(Extracted records)
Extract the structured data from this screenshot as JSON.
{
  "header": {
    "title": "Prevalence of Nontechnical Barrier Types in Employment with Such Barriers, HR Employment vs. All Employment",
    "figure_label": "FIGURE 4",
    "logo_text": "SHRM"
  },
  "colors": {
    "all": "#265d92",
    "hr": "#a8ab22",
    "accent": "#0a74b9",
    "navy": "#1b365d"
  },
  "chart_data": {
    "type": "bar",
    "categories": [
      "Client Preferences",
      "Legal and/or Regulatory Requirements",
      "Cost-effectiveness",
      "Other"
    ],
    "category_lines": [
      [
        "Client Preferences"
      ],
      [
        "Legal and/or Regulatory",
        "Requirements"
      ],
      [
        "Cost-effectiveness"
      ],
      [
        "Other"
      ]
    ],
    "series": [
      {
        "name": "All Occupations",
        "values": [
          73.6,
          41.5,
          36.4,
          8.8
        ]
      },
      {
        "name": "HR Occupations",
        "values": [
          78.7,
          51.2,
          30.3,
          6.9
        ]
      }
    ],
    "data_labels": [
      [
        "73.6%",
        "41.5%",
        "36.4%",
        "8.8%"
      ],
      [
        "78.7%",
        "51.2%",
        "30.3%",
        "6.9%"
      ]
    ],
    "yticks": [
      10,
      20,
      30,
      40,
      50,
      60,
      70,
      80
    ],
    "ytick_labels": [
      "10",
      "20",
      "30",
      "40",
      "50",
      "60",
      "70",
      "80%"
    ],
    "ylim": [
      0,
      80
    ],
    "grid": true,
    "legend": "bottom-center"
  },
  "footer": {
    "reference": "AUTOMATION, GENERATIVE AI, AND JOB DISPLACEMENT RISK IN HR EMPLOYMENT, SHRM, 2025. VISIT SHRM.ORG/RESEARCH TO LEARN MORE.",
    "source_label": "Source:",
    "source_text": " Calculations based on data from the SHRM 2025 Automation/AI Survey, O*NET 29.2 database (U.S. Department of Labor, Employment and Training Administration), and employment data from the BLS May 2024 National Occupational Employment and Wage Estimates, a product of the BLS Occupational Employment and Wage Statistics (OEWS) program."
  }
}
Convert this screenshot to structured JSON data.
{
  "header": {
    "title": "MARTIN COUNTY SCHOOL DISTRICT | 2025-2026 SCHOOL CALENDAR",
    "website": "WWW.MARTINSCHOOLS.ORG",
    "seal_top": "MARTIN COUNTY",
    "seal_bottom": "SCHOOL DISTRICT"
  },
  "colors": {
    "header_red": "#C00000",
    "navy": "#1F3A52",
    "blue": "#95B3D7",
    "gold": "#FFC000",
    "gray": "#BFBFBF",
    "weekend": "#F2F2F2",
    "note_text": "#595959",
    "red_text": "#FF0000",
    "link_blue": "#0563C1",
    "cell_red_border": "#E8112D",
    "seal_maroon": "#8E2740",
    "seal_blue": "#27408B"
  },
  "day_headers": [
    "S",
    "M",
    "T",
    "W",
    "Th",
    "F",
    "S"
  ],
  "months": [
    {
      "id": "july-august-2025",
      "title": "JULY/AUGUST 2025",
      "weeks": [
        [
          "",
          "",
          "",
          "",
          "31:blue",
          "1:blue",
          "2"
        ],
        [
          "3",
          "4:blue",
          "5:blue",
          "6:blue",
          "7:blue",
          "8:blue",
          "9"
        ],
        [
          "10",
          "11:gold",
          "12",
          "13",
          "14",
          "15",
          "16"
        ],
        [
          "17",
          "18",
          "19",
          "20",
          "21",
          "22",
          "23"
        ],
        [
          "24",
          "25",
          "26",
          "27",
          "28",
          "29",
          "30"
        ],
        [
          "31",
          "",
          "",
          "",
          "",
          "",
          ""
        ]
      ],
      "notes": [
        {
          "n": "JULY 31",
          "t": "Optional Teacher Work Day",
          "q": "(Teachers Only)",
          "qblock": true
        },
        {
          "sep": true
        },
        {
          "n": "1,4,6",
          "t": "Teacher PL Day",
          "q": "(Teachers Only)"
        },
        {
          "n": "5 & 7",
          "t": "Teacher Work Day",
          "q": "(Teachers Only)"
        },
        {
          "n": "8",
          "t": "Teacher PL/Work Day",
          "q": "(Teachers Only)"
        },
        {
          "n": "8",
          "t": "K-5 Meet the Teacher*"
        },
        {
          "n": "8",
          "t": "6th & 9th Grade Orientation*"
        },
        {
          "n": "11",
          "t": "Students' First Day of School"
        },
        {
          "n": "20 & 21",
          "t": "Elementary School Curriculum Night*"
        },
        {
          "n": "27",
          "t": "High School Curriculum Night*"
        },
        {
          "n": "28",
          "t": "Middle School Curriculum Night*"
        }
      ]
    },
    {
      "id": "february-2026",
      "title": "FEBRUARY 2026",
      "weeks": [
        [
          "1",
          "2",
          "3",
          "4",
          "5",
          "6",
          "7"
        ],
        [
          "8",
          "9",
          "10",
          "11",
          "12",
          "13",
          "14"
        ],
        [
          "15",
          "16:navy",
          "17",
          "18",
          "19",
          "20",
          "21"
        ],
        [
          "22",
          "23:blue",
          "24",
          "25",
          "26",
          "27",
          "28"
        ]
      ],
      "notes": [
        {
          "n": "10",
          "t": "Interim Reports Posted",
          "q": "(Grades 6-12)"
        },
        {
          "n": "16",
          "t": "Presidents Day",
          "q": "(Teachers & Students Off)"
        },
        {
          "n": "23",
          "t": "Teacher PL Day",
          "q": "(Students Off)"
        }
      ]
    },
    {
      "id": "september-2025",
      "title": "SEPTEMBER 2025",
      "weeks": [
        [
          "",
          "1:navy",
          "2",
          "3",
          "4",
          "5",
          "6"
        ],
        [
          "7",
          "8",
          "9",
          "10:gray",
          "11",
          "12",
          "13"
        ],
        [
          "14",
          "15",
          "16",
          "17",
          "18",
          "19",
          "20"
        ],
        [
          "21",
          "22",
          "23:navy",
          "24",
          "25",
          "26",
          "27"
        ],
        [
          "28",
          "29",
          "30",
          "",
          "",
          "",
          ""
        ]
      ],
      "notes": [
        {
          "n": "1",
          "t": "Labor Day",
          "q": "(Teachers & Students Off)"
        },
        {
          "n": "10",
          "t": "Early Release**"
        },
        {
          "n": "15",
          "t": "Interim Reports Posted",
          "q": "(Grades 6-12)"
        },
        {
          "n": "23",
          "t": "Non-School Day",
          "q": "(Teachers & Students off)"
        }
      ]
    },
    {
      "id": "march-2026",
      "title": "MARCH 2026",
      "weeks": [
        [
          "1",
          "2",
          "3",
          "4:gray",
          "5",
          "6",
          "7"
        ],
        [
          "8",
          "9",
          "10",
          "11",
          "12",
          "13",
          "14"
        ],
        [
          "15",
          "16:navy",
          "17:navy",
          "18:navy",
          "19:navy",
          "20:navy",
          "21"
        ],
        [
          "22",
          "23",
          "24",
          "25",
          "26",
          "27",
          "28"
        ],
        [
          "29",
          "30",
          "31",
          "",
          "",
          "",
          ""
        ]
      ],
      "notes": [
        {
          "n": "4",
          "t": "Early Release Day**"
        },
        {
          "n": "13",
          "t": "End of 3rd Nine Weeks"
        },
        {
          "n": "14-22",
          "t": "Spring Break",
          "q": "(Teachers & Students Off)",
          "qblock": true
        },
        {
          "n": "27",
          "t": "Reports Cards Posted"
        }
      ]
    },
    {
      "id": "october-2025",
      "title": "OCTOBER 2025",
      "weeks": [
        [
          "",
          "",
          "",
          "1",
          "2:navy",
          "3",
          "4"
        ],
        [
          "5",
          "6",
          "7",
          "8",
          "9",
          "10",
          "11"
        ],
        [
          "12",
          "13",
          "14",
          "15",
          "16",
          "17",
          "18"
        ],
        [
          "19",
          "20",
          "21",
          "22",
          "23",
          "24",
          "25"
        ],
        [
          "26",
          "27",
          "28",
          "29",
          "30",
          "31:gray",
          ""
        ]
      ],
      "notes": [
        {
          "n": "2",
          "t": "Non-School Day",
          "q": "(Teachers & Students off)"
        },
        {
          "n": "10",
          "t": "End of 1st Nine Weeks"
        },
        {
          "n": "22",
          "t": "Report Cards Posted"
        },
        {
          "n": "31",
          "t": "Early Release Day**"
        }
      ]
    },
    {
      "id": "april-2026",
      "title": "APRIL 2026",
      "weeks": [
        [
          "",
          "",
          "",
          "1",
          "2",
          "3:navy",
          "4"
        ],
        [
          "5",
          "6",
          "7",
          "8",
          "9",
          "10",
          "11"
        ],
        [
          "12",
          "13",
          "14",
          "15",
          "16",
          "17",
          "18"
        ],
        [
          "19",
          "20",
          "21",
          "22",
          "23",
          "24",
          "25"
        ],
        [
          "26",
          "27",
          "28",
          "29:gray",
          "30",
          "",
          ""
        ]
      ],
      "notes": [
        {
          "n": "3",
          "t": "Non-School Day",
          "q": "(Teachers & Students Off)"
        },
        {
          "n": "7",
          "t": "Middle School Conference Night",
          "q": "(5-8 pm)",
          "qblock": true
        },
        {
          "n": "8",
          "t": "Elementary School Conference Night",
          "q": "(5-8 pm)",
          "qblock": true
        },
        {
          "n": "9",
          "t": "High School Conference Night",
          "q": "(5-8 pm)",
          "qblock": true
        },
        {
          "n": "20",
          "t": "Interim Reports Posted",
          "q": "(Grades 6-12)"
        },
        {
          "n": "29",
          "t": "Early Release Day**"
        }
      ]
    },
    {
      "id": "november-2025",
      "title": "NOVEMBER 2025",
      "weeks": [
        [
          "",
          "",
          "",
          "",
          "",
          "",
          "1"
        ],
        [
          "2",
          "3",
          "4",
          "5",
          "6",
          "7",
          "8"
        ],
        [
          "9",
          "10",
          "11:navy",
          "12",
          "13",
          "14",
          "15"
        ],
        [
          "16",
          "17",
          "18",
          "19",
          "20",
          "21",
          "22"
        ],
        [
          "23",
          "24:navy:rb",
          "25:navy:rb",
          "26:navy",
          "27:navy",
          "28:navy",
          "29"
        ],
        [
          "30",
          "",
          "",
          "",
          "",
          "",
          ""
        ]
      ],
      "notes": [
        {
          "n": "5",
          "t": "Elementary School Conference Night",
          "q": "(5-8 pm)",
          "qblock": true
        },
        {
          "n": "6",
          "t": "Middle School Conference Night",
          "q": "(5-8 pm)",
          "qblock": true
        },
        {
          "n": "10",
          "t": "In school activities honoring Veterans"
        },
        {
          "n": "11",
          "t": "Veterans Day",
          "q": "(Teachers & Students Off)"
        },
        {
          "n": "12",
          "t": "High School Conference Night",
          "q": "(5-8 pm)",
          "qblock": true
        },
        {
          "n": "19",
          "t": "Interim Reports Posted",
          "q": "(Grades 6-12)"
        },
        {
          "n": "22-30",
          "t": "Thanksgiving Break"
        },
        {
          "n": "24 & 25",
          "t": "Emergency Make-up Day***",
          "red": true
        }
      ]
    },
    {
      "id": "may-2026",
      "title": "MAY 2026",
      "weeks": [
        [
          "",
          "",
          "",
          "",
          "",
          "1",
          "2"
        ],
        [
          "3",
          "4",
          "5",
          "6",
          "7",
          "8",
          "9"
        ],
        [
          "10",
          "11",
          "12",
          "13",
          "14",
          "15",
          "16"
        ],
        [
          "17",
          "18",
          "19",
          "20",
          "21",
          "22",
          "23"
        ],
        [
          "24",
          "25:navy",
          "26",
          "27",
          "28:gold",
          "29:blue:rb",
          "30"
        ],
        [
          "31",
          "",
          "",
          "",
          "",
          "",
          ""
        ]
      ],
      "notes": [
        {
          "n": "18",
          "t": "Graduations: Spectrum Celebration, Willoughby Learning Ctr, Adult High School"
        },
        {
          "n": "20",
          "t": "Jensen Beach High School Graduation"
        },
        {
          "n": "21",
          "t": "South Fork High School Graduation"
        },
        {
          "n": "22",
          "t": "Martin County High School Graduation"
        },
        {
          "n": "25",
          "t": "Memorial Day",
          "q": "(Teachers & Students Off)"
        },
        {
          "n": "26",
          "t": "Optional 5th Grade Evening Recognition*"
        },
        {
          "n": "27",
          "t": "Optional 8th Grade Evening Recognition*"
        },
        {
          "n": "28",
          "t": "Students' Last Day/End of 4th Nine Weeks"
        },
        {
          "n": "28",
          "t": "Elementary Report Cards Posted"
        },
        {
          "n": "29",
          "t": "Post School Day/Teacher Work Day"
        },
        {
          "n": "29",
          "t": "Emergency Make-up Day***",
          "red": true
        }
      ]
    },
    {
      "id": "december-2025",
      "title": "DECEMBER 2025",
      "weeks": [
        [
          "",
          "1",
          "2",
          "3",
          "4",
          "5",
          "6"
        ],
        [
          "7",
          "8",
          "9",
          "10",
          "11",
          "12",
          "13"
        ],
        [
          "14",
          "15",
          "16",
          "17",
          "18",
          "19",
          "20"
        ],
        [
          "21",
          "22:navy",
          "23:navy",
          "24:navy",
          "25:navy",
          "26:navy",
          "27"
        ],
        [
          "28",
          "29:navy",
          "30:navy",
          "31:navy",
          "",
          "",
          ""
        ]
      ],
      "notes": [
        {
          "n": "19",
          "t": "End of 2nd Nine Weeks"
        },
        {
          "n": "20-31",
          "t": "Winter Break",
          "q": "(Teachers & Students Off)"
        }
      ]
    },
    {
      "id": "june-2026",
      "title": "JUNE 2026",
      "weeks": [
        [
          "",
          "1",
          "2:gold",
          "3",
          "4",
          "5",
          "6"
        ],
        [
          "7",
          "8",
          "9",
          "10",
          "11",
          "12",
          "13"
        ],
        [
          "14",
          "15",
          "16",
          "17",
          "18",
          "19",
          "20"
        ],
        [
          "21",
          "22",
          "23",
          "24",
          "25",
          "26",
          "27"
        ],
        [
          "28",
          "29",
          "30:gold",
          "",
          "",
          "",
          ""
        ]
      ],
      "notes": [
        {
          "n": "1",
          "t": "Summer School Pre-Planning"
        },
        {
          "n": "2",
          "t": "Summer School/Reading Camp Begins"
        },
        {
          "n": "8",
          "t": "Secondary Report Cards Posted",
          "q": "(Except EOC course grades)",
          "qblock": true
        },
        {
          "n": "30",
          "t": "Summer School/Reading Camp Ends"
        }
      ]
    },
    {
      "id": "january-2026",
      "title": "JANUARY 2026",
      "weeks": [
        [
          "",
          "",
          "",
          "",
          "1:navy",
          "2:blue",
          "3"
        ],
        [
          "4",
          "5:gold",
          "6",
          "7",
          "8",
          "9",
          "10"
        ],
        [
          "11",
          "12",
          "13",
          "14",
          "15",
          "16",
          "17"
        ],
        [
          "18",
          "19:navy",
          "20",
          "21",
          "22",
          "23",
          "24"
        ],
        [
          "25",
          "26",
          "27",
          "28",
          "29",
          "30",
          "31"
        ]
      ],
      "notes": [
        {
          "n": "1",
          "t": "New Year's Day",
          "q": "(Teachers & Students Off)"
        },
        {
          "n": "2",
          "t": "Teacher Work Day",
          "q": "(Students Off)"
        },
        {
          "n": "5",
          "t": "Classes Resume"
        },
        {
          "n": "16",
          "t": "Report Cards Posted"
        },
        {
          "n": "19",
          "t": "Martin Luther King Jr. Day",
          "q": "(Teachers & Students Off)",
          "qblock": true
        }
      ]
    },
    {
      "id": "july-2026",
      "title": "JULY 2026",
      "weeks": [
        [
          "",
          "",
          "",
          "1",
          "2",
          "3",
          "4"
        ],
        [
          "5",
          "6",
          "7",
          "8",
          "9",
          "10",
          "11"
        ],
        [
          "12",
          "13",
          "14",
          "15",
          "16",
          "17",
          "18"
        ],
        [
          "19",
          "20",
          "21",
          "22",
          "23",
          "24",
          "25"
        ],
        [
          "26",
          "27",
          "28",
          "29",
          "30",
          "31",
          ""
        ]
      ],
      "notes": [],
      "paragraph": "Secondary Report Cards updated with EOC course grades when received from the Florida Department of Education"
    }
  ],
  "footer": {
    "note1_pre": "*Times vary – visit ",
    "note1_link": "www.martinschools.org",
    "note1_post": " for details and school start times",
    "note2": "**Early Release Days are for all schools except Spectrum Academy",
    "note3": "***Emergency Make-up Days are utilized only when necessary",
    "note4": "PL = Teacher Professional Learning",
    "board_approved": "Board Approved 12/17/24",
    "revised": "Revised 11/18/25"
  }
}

Problem statement: Go through the entries above and count the lines containing the word "Break"; give only that count.

Exercise solution: 3